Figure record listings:
++++++++++++++++++++

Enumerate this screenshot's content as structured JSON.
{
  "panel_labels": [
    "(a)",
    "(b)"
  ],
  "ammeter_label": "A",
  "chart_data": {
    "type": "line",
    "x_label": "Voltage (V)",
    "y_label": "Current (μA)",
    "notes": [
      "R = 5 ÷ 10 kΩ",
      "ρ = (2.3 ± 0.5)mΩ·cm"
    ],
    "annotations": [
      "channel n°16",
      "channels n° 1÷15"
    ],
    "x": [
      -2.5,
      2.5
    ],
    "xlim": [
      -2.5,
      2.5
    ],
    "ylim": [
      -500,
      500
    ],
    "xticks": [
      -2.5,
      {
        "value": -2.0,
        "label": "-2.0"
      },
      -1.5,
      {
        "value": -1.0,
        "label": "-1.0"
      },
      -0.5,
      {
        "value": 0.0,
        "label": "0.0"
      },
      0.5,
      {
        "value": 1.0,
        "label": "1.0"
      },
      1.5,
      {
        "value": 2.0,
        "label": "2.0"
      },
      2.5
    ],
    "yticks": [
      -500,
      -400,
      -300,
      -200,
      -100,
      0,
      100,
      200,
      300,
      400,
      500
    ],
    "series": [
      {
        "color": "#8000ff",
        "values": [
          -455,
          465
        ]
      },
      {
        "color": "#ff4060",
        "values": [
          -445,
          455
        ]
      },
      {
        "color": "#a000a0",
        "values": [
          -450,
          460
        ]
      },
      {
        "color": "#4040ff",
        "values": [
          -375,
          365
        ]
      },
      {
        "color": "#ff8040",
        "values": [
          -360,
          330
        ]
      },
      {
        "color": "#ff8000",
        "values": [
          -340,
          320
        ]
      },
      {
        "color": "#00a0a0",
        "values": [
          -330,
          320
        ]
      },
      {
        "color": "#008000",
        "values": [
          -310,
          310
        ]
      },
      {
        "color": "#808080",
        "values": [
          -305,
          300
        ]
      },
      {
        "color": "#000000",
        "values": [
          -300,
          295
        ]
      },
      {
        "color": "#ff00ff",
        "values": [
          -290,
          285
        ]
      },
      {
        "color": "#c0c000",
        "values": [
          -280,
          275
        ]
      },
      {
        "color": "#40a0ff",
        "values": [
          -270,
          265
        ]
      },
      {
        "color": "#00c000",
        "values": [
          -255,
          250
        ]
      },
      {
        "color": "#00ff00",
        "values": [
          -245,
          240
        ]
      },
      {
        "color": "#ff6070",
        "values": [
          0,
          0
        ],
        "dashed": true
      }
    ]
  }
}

++++++++++++++++++++

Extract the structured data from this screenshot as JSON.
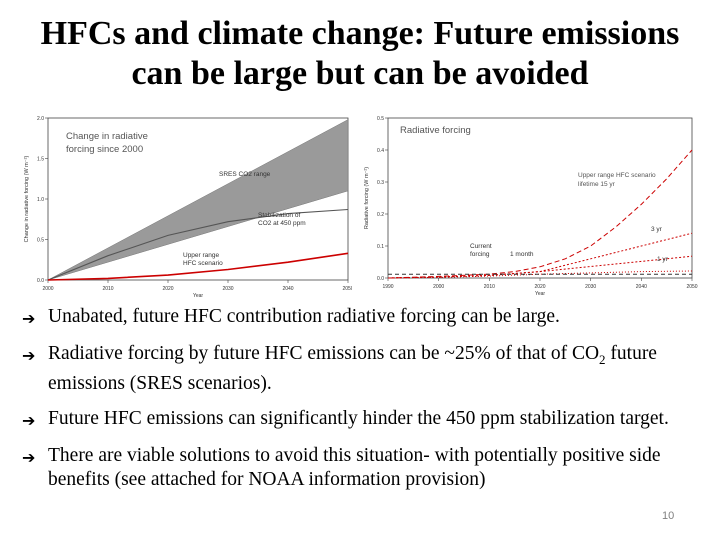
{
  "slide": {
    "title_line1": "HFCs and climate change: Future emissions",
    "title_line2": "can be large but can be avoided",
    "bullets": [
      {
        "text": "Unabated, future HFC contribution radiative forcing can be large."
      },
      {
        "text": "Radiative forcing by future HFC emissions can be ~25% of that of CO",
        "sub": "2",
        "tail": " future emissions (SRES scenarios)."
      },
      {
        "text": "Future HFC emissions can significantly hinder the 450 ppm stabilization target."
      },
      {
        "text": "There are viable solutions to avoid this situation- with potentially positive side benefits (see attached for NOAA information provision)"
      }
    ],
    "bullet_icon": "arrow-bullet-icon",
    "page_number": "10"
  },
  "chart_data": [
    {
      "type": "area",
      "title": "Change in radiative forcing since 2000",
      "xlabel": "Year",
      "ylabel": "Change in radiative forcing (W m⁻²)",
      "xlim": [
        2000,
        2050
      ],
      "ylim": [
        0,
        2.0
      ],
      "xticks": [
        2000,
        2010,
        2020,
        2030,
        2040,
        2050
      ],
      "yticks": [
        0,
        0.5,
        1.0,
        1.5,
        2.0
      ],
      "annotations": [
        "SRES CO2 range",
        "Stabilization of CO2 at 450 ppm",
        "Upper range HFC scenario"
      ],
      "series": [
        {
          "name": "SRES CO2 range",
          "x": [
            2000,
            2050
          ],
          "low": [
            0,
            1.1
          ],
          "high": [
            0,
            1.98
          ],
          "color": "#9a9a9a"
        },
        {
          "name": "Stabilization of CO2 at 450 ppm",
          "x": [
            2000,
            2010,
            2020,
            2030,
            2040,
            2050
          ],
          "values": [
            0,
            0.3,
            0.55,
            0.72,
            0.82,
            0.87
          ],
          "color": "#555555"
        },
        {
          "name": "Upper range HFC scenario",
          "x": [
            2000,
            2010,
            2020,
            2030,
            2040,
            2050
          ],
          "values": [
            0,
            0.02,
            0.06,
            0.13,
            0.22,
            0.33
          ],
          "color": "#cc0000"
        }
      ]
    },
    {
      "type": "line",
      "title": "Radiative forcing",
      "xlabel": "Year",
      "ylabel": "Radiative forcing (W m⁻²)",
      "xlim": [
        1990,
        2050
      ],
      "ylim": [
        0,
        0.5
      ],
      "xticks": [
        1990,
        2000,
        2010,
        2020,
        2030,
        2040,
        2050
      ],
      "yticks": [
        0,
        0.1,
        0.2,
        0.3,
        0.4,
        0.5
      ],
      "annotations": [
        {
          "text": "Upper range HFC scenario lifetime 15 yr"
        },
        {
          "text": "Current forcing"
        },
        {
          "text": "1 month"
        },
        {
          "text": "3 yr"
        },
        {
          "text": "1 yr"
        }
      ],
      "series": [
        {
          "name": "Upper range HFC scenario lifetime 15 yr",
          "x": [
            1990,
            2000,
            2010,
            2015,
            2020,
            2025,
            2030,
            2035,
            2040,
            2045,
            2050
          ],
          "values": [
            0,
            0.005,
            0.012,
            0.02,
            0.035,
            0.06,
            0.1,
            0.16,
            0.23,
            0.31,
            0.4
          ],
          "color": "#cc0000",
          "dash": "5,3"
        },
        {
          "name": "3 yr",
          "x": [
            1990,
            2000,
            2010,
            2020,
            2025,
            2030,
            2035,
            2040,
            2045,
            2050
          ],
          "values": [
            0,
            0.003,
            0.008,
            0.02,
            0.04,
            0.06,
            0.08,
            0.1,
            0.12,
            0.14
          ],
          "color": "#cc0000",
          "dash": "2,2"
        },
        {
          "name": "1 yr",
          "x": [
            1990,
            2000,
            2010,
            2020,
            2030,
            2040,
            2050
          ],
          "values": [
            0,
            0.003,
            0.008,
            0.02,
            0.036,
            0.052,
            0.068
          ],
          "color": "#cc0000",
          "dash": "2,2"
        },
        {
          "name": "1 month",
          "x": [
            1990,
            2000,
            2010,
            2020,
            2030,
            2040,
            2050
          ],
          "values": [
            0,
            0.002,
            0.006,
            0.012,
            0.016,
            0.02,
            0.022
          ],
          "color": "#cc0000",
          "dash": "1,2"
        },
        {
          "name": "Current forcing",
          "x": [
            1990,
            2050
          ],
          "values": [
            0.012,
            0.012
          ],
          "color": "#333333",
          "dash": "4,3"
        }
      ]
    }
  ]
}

++++++++++++++++++++

_WHAT TO WORK ON_.
How many of the lines above hold the word "lifetime"? Give only that number.

_RESPONSE TO THIS TASK_.
2